_DIRECTION_
Sort through the entries below and pull out lines containing the word "Петербургский".

_PROVIDED RECORDS_
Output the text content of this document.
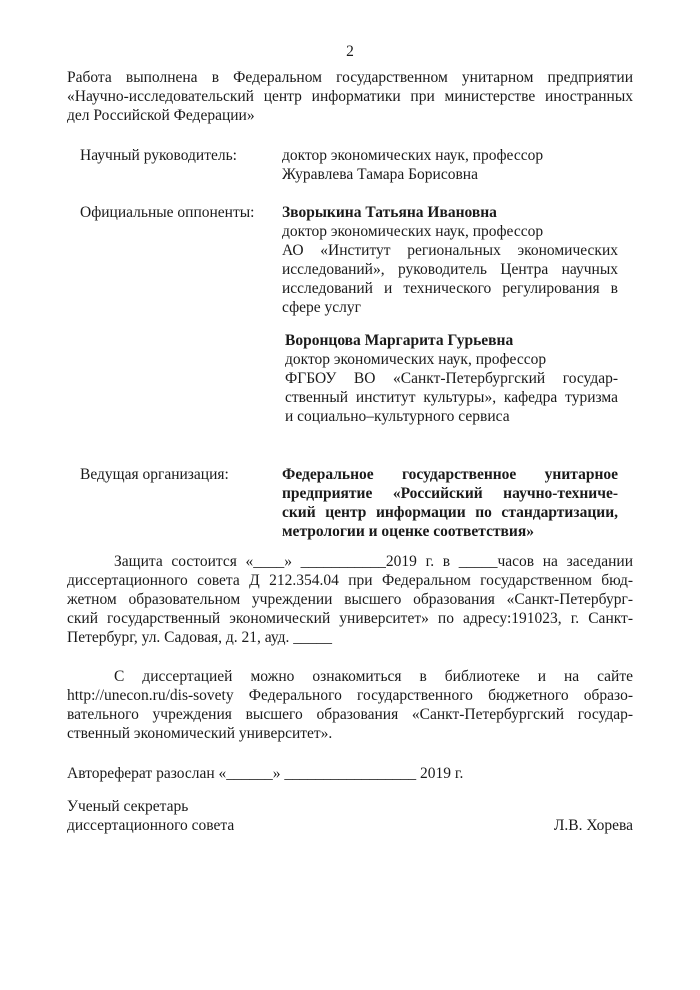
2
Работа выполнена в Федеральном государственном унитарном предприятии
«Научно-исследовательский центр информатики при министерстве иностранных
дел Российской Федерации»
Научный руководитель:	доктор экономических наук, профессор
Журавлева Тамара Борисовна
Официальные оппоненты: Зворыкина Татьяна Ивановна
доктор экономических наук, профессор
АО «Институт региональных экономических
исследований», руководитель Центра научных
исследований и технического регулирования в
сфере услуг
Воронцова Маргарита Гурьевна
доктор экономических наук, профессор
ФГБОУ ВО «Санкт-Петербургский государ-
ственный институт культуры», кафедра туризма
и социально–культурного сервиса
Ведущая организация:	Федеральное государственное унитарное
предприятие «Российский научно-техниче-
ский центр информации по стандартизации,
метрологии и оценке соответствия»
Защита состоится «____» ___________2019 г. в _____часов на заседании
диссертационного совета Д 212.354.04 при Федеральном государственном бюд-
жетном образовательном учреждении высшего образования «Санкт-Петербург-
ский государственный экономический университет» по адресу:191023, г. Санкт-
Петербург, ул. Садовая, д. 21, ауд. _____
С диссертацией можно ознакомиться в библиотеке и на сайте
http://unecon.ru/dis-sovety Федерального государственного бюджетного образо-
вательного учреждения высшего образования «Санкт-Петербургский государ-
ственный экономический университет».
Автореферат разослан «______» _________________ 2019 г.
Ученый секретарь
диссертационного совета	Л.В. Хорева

_TASK RESPONSE_
ФГБОУ ВО «Санкт-Петербургский государ-
вательного учреждения высшего образования «Санкт-Петербургский государ-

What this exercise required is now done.